Problem statement:
Beneath this sentence is a set of records; write each of them out exactly.
###
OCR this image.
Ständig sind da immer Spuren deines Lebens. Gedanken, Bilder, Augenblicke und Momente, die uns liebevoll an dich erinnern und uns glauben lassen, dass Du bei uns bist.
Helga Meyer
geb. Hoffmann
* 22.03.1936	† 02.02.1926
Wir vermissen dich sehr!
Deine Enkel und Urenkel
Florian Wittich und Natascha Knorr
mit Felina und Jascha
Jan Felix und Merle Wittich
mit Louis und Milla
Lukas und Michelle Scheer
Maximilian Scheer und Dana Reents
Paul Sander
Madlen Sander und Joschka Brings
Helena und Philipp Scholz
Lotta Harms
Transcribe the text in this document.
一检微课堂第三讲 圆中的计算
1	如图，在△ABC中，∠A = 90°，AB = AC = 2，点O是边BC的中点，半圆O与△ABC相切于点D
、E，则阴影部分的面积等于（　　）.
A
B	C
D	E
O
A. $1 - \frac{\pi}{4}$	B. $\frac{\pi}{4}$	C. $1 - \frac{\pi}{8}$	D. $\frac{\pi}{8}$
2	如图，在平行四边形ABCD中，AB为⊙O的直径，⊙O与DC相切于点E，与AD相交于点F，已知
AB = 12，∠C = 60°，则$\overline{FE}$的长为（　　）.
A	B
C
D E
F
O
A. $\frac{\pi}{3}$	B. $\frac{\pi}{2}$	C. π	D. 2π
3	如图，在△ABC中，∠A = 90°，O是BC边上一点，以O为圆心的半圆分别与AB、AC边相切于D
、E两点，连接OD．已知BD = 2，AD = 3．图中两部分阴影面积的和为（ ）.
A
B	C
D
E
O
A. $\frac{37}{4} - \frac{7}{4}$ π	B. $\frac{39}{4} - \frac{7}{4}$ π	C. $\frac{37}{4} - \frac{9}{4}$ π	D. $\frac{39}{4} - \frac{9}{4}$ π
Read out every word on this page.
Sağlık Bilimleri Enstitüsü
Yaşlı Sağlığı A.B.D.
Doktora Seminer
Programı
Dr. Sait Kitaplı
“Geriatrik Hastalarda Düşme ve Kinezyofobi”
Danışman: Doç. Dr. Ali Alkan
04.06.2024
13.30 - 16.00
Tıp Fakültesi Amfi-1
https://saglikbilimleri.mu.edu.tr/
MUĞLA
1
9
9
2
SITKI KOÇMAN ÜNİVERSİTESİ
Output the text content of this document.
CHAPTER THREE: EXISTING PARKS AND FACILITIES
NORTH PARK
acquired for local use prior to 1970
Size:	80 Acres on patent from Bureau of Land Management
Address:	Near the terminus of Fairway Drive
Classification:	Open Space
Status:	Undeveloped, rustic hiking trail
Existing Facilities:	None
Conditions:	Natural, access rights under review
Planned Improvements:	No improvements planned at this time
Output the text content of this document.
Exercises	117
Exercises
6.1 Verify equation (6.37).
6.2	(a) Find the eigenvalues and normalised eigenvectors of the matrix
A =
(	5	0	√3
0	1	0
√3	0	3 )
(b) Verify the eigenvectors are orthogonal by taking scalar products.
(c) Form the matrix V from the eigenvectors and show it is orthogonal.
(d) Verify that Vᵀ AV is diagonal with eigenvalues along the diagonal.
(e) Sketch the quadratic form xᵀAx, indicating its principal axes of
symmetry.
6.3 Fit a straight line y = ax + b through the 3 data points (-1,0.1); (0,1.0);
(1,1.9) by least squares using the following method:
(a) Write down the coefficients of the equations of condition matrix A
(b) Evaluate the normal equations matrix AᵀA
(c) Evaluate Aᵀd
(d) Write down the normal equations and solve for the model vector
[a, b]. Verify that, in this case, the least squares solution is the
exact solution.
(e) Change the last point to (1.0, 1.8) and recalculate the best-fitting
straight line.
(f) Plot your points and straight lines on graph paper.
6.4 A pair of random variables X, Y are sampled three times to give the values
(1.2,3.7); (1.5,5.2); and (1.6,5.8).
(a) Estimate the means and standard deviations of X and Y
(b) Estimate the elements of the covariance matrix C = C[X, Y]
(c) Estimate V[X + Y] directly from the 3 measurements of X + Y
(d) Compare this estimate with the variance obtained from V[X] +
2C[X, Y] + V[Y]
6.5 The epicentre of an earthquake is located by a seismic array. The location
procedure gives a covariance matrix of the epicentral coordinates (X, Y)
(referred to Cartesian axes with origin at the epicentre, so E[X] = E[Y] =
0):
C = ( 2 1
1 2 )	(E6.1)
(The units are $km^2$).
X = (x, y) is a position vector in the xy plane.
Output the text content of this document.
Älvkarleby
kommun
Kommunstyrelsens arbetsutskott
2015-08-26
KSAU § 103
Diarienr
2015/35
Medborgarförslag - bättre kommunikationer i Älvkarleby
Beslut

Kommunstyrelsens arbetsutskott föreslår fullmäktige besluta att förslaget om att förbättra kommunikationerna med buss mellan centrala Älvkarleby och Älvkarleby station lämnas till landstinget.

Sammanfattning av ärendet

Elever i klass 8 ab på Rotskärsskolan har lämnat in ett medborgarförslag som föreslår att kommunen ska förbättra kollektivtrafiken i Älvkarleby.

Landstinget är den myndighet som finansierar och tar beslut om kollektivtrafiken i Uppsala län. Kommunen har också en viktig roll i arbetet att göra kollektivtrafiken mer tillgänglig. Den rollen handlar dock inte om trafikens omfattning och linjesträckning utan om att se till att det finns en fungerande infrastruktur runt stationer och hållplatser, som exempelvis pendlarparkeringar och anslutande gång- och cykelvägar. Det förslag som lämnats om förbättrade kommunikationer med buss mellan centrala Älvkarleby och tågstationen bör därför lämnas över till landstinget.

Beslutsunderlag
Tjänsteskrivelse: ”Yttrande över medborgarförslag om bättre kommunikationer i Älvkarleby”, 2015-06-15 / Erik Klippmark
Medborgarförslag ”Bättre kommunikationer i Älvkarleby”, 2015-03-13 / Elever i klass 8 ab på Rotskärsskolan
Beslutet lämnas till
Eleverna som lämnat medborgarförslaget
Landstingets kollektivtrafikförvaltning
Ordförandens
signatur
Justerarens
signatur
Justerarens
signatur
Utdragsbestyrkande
###
Solution for this task:
OCR this image.
Ständig sind da immer Spuren deines Lebens. Gedanken, Bilder, Augenblicke und Momente, die uns liebevoll an dich erinnern und uns glauben lassen, dass Du bei uns bist.
Helga Meyer
geb. Hoffmann
* 22.03.1936	† 02.02.1926
Wir vermissen dich sehr!
Deine Enkel und Urenkel
Florian Wittich und Natascha Knorr
mit Felina und Jascha
Jan Felix und Merle Wittich
mit Louis und Milla
Lukas und Michelle Scheer
Maximilian Scheer und Dana Reents
Paul Sander
Madlen Sander und Joschka Brings
Helena und Philipp Scholz
Lotta Harms
Transcribe the text in this document.
一检微课堂第三讲 圆中的计算
1	如图，在△ABC中，∠A = 90°，AB = AC = 2，点O是边BC的中点，半圆O与△ABC相切于点D
、E，则阴影部分的面积等于（　　）.
A
B	C
D	E
O
A. $1 - \frac{\pi}{4}$	B. $\frac{\pi}{4}$	C. $1 - \frac{\pi}{8}$	D. $\frac{\pi}{8}$
2	如图，在平行四边形ABCD中，AB为⊙O的直径，⊙O与DC相切于点E，与AD相交于点F，已知
AB = 12，∠C = 60°，则$\overline{FE}$的长为（　　）.
A	B
C
D E
F
O
A. $\frac{\pi}{3}$	B. $\frac{\pi}{2}$	C. π	D. 2π
3	如图，在△ABC中，∠A = 90°，O是BC边上一点，以O为圆心的半圆分别与AB、AC边相切于D
、E两点，连接OD．已知BD = 2，AD = 3．图中两部分阴影面积的和为（ ）.
A
B	C
D
E
O
A. $\frac{37}{4} - \frac{7}{4}$ π	B. $\frac{39}{4} - \frac{7}{4}$ π	C. $\frac{37}{4} - \frac{9}{4}$ π	D. $\frac{39}{4} - \frac{9}{4}$ π
Read out every word on this page.
Sağlık Bilimleri Enstitüsü
Yaşlı Sağlığı A.B.D.
Doktora Seminer
Programı
Dr. Sait Kitaplı
“Geriatrik Hastalarda Düşme ve Kinezyofobi”
Danışman: Doç. Dr. Ali Alkan
04.06.2024
13.30 - 16.00
Tıp Fakültesi Amfi-1
https://saglikbilimleri.mu.edu.tr/
MUĞLA
1
9
9
2
SITKI KOÇMAN ÜNİVERSİTESİ
Output the text content of this document.
CHAPTER THREE: EXISTING PARKS AND FACILITIES
NORTH PARK
acquired for local use prior to 1970
Size:	80 Acres on patent from Bureau of Land Management
Address:	Near the terminus of Fairway Drive
Classification:	Open Space
Status:	Undeveloped, rustic hiking trail
Existing Facilities:	None
Conditions:	Natural, access rights under review
Planned Improvements:	No improvements planned at this time
Output the text content of this document.
Exercises	117
Exercises
6.1 Verify equation (6.37).
6.2	(a) Find the eigenvalues and normalised eigenvectors of the matrix
A =
(	5	0	√3
0	1	0
√3	0	3 )
(b) Verify the eigenvectors are orthogonal by taking scalar products.
(c) Form the matrix V from the eigenvectors and show it is orthogonal.
(d) Verify that Vᵀ AV is diagonal with eigenvalues along the diagonal.
(e) Sketch the quadratic form xᵀAx, indicating its principal axes of
symmetry.
6.3 Fit a straight line y = ax + b through the 3 data points (-1,0.1); (0,1.0);
(1,1.9) by least squares using the following method:
(a) Write down the coefficients of the equations of condition matrix A
(b) Evaluate the normal equations matrix AᵀA
(c) Evaluate Aᵀd
(d) Write down the normal equations and solve for the model vector
[a, b]. Verify that, in this case, the least squares solution is the
exact solution.
(e) Change the last point to (1.0, 1.8) and recalculate the best-fitting
straight line.
(f) Plot your points and straight lines on graph paper.
6.4 A pair of random variables X, Y are sampled three times to give the values
(1.2,3.7); (1.5,5.2); and (1.6,5.8).
(a) Estimate the means and standard deviations of X and Y
(b) Estimate the elements of the covariance matrix C = C[X, Y]
(c) Estimate V[X + Y] directly from the 3 measurements of X + Y
(d) Compare this estimate with the variance obtained from V[X] +
2C[X, Y] + V[Y]
6.5 The epicentre of an earthquake is located by a seismic array. The location
procedure gives a covariance matrix of the epicentral coordinates (X, Y)
(referred to Cartesian axes with origin at the epicentre, so E[X] = E[Y] =
0):
C = ( 2 1
1 2 )	(E6.1)
(The units are $km^2$).
X = (x, y) is a position vector in the xy plane.
Output the text content of this document.
Älvkarleby
kommun
Kommunstyrelsens arbetsutskott
2015-08-26
KSAU § 103
Diarienr
2015/35
Medborgarförslag - bättre kommunikationer i Älvkarleby
Beslut

Kommunstyrelsens arbetsutskott föreslår fullmäktige besluta att förslaget om att förbättra kommunikationerna med buss mellan centrala Älvkarleby och Älvkarleby station lämnas till landstinget.

Sammanfattning av ärendet

Elever i klass 8 ab på Rotskärsskolan har lämnat in ett medborgarförslag som föreslår att kommunen ska förbättra kollektivtrafiken i Älvkarleby.

Landstinget är den myndighet som finansierar och tar beslut om kollektivtrafiken i Uppsala län. Kommunen har också en viktig roll i arbetet att göra kollektivtrafiken mer tillgänglig. Den rollen handlar dock inte om trafikens omfattning och linjesträckning utan om att se till att det finns en fungerande infrastruktur runt stationer och hållplatser, som exempelvis pendlarparkeringar och anslutande gång- och cykelvägar. Det förslag som lämnats om förbättrade kommunikationer med buss mellan centrala Älvkarleby och tågstationen bör därför lämnas över till landstinget.

Beslutsunderlag
Tjänsteskrivelse: ”Yttrande över medborgarförslag om bättre kommunikationer i Älvkarleby”, 2015-06-15 / Erik Klippmark
Medborgarförslag ”Bättre kommunikationer i Älvkarleby”, 2015-03-13 / Elever i klass 8 ab på Rotskärsskolan
Beslutet lämnas till
Eleverna som lämnat medborgarförslaget
Landstingets kollektivtrafikförvaltning
Ordförandens
signatur
Justerarens
signatur
Justerarens
signatur
Utdragsbestyrkande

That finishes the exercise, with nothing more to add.